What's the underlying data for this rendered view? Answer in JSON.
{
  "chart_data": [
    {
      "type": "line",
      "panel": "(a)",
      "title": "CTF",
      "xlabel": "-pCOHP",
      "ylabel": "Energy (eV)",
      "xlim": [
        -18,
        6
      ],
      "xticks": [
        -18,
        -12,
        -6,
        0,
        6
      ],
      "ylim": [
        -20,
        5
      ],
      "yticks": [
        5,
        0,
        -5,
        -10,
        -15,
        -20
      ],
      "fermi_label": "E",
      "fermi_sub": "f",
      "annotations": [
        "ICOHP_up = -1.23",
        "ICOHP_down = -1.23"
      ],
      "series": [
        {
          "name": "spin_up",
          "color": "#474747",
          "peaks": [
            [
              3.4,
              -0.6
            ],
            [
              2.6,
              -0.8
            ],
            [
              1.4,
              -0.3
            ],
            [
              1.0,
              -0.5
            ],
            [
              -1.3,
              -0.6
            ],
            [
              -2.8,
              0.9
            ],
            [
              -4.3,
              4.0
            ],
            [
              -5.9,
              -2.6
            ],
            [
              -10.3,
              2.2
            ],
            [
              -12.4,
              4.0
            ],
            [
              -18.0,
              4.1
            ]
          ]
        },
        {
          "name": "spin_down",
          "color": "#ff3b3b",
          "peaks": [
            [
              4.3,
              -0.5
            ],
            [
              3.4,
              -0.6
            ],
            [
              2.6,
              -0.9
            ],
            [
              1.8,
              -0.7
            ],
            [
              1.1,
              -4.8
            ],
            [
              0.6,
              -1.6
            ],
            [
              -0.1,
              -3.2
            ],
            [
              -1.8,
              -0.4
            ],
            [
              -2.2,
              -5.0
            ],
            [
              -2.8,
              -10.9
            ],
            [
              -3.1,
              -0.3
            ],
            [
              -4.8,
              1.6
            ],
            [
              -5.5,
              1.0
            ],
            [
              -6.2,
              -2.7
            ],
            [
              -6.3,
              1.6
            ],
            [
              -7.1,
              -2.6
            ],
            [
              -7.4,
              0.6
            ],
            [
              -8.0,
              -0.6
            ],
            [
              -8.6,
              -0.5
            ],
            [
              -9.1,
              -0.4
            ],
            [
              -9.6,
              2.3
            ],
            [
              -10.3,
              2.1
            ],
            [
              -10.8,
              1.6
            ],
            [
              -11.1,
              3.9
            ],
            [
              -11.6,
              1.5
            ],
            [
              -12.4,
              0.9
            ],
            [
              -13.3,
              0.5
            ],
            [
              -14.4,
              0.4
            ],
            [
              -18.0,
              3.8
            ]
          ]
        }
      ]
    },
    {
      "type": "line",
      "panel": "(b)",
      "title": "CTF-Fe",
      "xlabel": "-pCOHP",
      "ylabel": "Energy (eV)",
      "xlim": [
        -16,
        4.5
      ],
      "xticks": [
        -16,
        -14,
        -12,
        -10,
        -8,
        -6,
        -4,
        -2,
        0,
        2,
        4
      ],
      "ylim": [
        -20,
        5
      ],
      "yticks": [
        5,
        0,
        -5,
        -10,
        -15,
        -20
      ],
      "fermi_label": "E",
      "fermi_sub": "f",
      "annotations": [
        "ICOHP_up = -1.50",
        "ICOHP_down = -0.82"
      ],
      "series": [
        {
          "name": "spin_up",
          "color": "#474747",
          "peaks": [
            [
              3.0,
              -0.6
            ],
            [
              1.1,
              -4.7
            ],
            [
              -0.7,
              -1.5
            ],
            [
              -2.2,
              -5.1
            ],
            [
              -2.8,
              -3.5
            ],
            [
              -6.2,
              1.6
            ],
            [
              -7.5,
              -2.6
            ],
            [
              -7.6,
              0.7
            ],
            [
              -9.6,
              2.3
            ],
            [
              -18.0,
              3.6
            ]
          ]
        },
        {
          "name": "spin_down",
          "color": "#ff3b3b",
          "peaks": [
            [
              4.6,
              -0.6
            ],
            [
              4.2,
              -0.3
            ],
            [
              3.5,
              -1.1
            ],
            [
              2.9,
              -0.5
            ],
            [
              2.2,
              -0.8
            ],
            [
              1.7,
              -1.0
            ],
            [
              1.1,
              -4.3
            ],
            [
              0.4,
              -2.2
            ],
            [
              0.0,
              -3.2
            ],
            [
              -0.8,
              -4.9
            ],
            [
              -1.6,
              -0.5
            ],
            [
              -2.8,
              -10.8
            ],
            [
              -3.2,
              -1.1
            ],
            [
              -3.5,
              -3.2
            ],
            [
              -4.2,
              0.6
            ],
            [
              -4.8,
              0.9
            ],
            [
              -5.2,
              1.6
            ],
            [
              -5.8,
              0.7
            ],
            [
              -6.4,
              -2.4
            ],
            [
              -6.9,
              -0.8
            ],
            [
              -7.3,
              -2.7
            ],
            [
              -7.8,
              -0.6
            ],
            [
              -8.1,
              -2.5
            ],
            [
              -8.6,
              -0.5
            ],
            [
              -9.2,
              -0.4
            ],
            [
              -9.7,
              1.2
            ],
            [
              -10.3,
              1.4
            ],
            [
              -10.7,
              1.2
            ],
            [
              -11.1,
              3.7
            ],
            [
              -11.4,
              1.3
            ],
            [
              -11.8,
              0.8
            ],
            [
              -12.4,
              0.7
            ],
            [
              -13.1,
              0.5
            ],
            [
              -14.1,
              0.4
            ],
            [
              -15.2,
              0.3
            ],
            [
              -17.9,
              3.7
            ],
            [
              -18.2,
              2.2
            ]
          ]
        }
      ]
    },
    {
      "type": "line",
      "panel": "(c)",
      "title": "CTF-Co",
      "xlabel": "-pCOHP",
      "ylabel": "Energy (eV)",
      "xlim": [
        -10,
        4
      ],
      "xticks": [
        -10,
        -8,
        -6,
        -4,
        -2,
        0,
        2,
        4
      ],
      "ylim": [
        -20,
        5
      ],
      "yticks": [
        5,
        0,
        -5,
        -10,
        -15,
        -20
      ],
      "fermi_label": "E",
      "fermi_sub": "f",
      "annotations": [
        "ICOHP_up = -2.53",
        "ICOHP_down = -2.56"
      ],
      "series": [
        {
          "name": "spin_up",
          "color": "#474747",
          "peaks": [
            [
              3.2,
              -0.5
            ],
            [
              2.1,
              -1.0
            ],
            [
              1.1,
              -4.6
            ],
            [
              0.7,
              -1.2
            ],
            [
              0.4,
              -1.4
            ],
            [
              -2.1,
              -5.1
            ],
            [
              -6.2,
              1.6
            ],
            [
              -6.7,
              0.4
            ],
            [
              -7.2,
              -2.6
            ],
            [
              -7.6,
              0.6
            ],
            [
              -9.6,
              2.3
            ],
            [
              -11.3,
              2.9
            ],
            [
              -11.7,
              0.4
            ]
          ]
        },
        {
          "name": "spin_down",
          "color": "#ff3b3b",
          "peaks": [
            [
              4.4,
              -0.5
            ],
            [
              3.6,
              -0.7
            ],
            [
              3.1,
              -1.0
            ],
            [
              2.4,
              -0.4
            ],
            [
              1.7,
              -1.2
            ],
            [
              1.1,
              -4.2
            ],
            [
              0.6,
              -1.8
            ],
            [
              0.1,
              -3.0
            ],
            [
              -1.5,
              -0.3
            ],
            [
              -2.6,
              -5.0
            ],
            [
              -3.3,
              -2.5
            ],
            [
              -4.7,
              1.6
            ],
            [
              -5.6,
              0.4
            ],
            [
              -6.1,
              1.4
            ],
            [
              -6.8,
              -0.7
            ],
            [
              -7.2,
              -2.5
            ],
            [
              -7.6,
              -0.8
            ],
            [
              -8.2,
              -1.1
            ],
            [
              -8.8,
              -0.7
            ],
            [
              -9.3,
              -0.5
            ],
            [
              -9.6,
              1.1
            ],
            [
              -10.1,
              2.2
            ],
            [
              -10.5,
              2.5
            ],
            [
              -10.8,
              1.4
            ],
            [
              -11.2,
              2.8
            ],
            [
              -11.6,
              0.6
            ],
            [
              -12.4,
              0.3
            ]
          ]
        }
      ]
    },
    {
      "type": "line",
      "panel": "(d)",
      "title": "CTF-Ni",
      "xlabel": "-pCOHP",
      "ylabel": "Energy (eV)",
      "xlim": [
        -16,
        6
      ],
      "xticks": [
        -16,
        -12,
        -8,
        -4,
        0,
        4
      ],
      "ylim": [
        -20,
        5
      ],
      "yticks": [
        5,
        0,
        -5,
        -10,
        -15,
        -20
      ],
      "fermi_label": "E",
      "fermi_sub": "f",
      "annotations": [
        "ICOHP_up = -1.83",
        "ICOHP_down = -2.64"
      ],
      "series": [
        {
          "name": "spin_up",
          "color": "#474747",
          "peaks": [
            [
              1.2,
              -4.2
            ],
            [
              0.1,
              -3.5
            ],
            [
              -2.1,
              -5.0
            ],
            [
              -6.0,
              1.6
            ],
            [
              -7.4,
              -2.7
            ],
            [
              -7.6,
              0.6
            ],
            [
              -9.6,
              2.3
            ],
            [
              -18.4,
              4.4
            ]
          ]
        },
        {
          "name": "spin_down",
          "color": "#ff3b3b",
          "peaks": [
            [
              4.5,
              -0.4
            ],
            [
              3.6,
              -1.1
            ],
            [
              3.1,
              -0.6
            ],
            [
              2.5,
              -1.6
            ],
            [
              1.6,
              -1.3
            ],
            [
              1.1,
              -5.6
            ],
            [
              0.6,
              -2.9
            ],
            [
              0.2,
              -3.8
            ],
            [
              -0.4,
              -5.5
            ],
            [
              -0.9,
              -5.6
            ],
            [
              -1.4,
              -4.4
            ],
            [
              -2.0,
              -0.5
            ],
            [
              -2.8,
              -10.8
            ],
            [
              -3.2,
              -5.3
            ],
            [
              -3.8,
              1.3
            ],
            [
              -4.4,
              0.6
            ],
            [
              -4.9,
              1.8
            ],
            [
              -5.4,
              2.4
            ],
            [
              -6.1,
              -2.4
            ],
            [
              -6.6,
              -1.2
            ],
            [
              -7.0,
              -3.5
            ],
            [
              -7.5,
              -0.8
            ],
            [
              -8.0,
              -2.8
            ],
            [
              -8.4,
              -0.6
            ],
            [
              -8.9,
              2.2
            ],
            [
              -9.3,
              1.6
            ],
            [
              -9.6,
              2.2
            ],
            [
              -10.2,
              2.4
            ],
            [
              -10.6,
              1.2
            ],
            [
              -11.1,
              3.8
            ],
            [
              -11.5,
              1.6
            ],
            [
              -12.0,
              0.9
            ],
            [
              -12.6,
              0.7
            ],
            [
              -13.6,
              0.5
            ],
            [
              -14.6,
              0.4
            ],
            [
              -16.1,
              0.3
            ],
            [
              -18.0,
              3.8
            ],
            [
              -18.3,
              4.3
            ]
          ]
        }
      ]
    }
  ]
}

◆ GIVEN REQUEST ◆
From the listing above, collect each line in which the string "title" appears.

◆ WORKED ANSWER ◆
      "title": "CTF",
      "title": "CTF-Fe",
      "title": "CTF-Co",
      "title": "CTF-Ni",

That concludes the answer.